AUFGABEN:
**1)** Gib aus dem Textauszug die Passage von „## Insomnia- (1.“ bis „seinem Beitrag erwähnt.“ wortgetreu wieder.
**2)** Welche Personen- und Benutzernamen kommen im Textauszug vor? Nenne alle.

TEXTAUSZUG:
------------------------------------------------------------
Habt ihr in all den Wochen eigentlich schon was gemacht außer um Spenden zu bitten? Wann ist das denn endlich fertig? Es wäre eigentlich das mindeste, das Forum hier regelmäßig zu informieren, was Stand ist und wie sich das Projekt entwickelt. Aber die Hand aufzuhalten und sich dann nicht melden gehört sich nicht. Aber vermutlich kommt ihr erst wieder, wenn beim zusammenbauen iwas nicht klappt...


----------



## Insomnia- (1. Februar 2012)

@ Radonisti:
Das sind hier ziemlich harte Vorwürfe mit denen ich mich zügeln würde.
Sie haben geschrieben was sie bereits haben und wer was spenden wollte hat das in seinem Beitrag erwähnt.
Sollen Martin und co. nun jedes mal schreiben:" Wir haben einen Vorbau erhalten, vielen Dank."
Das finde ich etwas zu viel.
Auf dem jam wird der begünstigte schon Rede unt Antwort stehen und jeder kann den Stand der Dinge erfragen, aber solange hier noch kein Rahmen oder ähnliche Ausschlaggebende Teile eingetroffen sind, welche einen Fortschritt im Zusammenbau ermöglichen welcher es Wert ist mit Fotos dokumentiert zu werden, finde ich das okay.
------------------------------------------------------------
INHALT DER ZEILEN:
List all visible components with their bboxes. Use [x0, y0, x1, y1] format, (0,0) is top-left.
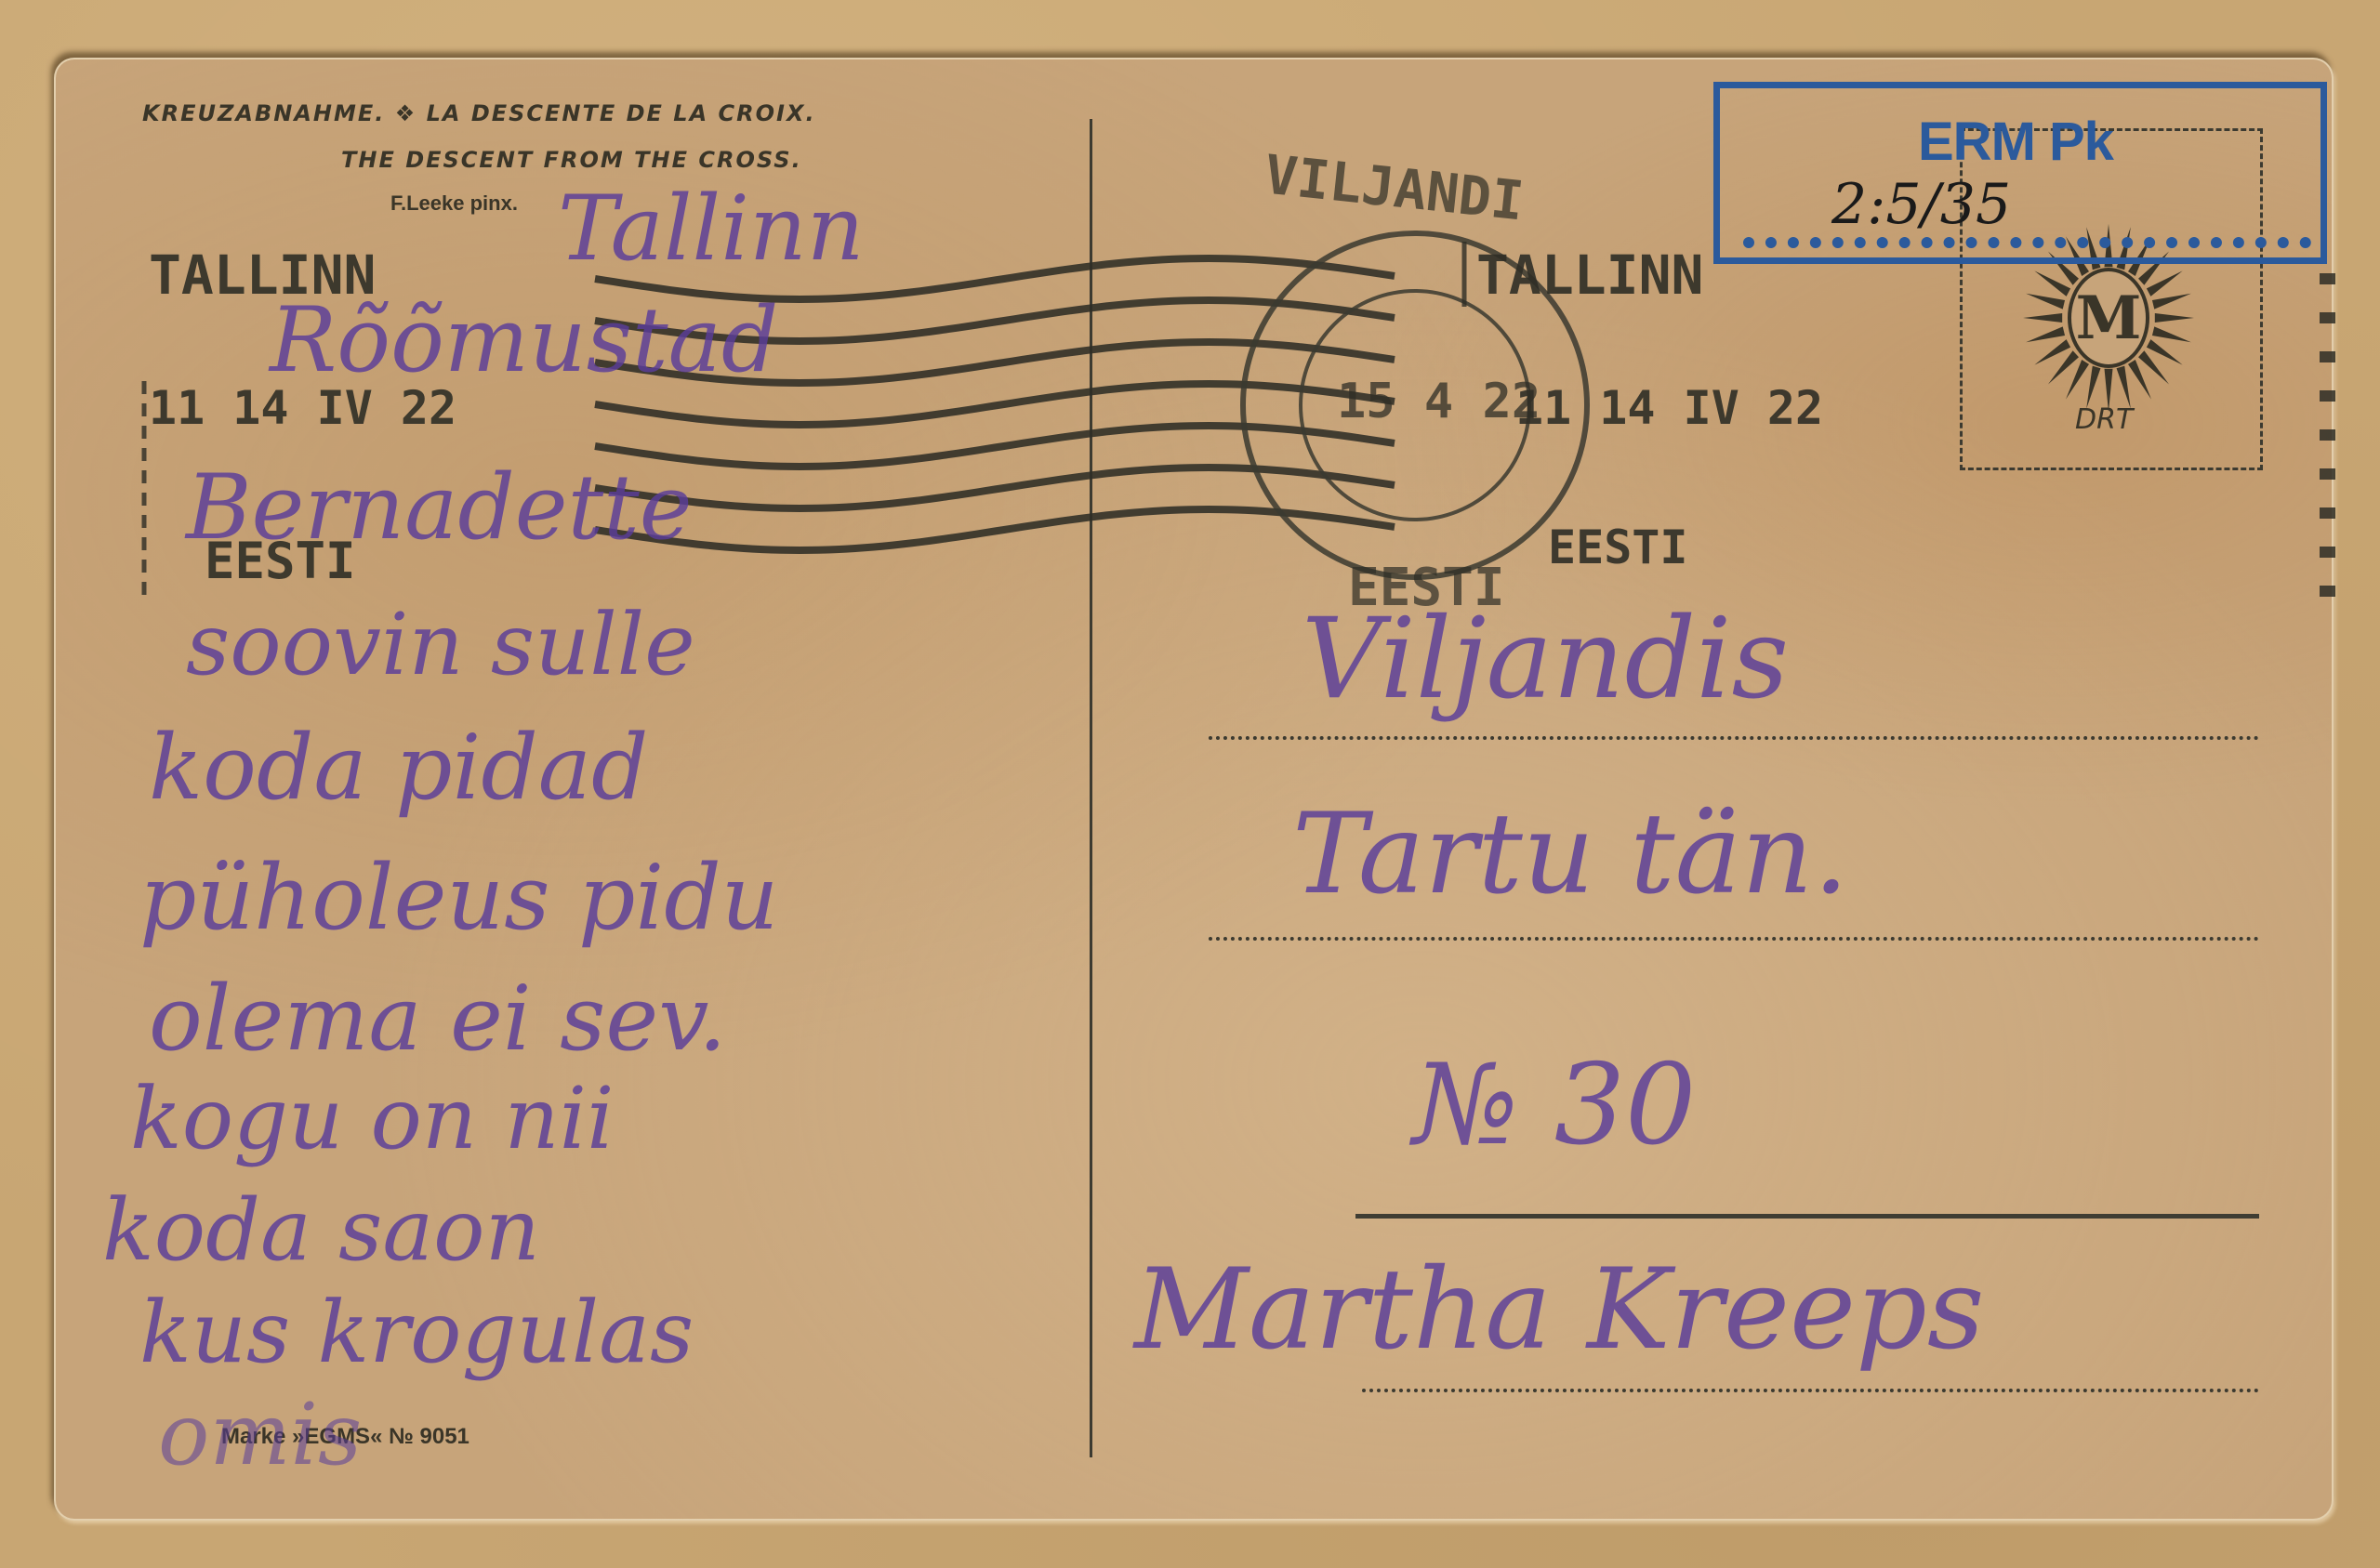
------------------------------------------------------------
LÖSUNGEN:
**1)**
## Insomnia- (1. Februar 2012)

@ Radonisti:
Das sind hier ziemlich harte Vorwürfe mit denen ich mich zügeln würde.
Sie haben geschrieben was sie bereits haben und wer was spenden wollte hat das in seinem Beitrag erwähnt.

**2)** Insomnia-, Radonisti, Martin